(Figure contents as structured data)
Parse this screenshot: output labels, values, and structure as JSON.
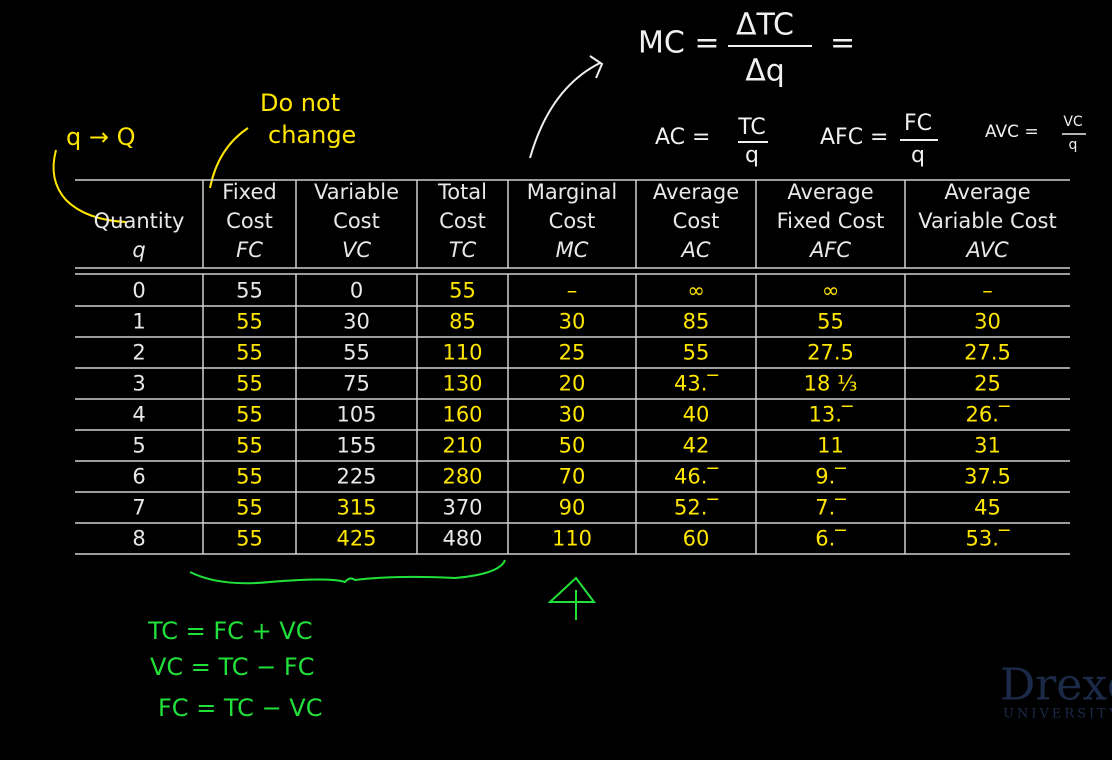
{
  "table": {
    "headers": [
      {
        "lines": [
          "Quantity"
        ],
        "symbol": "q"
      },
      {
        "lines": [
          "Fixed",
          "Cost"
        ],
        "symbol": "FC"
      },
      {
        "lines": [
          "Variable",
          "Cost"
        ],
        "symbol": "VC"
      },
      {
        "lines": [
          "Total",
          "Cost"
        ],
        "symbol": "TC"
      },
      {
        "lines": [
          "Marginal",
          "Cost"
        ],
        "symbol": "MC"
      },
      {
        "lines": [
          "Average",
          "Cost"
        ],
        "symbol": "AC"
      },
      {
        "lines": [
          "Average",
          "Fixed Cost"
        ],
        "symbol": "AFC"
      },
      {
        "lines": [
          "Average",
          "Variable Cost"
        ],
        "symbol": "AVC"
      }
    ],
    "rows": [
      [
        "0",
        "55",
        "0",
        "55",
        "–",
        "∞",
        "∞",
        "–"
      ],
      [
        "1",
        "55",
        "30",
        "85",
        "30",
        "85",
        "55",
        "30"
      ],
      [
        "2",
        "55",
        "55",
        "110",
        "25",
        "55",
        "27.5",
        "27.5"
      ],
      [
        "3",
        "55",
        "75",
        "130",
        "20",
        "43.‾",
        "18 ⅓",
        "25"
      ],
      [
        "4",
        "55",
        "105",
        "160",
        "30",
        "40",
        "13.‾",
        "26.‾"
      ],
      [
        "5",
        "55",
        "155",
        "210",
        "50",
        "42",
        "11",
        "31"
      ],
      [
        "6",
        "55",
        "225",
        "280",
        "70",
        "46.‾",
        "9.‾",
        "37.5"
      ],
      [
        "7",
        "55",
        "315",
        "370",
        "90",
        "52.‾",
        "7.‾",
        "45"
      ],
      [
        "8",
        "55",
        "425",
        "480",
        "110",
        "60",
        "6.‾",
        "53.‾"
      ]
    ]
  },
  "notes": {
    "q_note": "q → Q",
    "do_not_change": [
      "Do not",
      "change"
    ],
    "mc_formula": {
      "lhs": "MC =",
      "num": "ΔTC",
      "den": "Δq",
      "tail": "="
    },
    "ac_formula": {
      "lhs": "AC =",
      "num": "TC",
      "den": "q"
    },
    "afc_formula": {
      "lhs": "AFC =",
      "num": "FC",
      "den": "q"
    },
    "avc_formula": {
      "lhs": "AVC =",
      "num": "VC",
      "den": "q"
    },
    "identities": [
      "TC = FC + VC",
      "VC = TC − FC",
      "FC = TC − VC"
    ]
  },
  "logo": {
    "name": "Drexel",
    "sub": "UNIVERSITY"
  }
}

Objective:
Repeat the material above in full and exactly, apart from the pictures.

Exercise solution:
Parse this screenshot: output labels, values, and structure as JSON.
{
  "table": {
    "headers": [
      {
        "lines": [
          "Quantity"
        ],
        "symbol": "q"
      },
      {
        "lines": [
          "Fixed",
          "Cost"
        ],
        "symbol": "FC"
      },
      {
        "lines": [
          "Variable",
          "Cost"
        ],
        "symbol": "VC"
      },
      {
        "lines": [
          "Total",
          "Cost"
        ],
        "symbol": "TC"
      },
      {
        "lines": [
          "Marginal",
          "Cost"
        ],
        "symbol": "MC"
      },
      {
        "lines": [
          "Average",
          "Cost"
        ],
        "symbol": "AC"
      },
      {
        "lines": [
          "Average",
          "Fixed Cost"
        ],
        "symbol": "AFC"
      },
      {
        "lines": [
          "Average",
          "Variable Cost"
        ],
        "symbol": "AVC"
      }
    ],
    "rows": [
      [
        "0",
        "55",
        "0",
        "55",
        "–",
        "∞",
        "∞",
        "–"
      ],
      [
        "1",
        "55",
        "30",
        "85",
        "30",
        "85",
        "55",
        "30"
      ],
      [
        "2",
        "55",
        "55",
        "110",
        "25",
        "55",
        "27.5",
        "27.5"
      ],
      [
        "3",
        "55",
        "75",
        "130",
        "20",
        "43.‾",
        "18 ⅓",
        "25"
      ],
      [
        "4",
        "55",
        "105",
        "160",
        "30",
        "40",
        "13.‾",
        "26.‾"
      ],
      [
        "5",
        "55",
        "155",
        "210",
        "50",
        "42",
        "11",
        "31"
      ],
      [
        "6",
        "55",
        "225",
        "280",
        "70",
        "46.‾",
        "9.‾",
        "37.5"
      ],
      [
        "7",
        "55",
        "315",
        "370",
        "90",
        "52.‾",
        "7.‾",
        "45"
      ],
      [
        "8",
        "55",
        "425",
        "480",
        "110",
        "60",
        "6.‾",
        "53.‾"
      ]
    ]
  },
  "notes": {
    "q_note": "q → Q",
    "do_not_change": [
      "Do not",
      "change"
    ],
    "mc_formula": {
      "lhs": "MC =",
      "num": "ΔTC",
      "den": "Δq",
      "tail": "="
    },
    "ac_formula": {
      "lhs": "AC =",
      "num": "TC",
      "den": "q"
    },
    "afc_formula": {
      "lhs": "AFC =",
      "num": "FC",
      "den": "q"
    },
    "avc_formula": {
      "lhs": "AVC =",
      "num": "VC",
      "den": "q"
    },
    "identities": [
      "TC = FC + VC",
      "VC = TC − FC",
      "FC = TC − VC"
    ]
  },
  "logo": {
    "name": "Drexel",
    "sub": "UNIVERSITY"
  }
}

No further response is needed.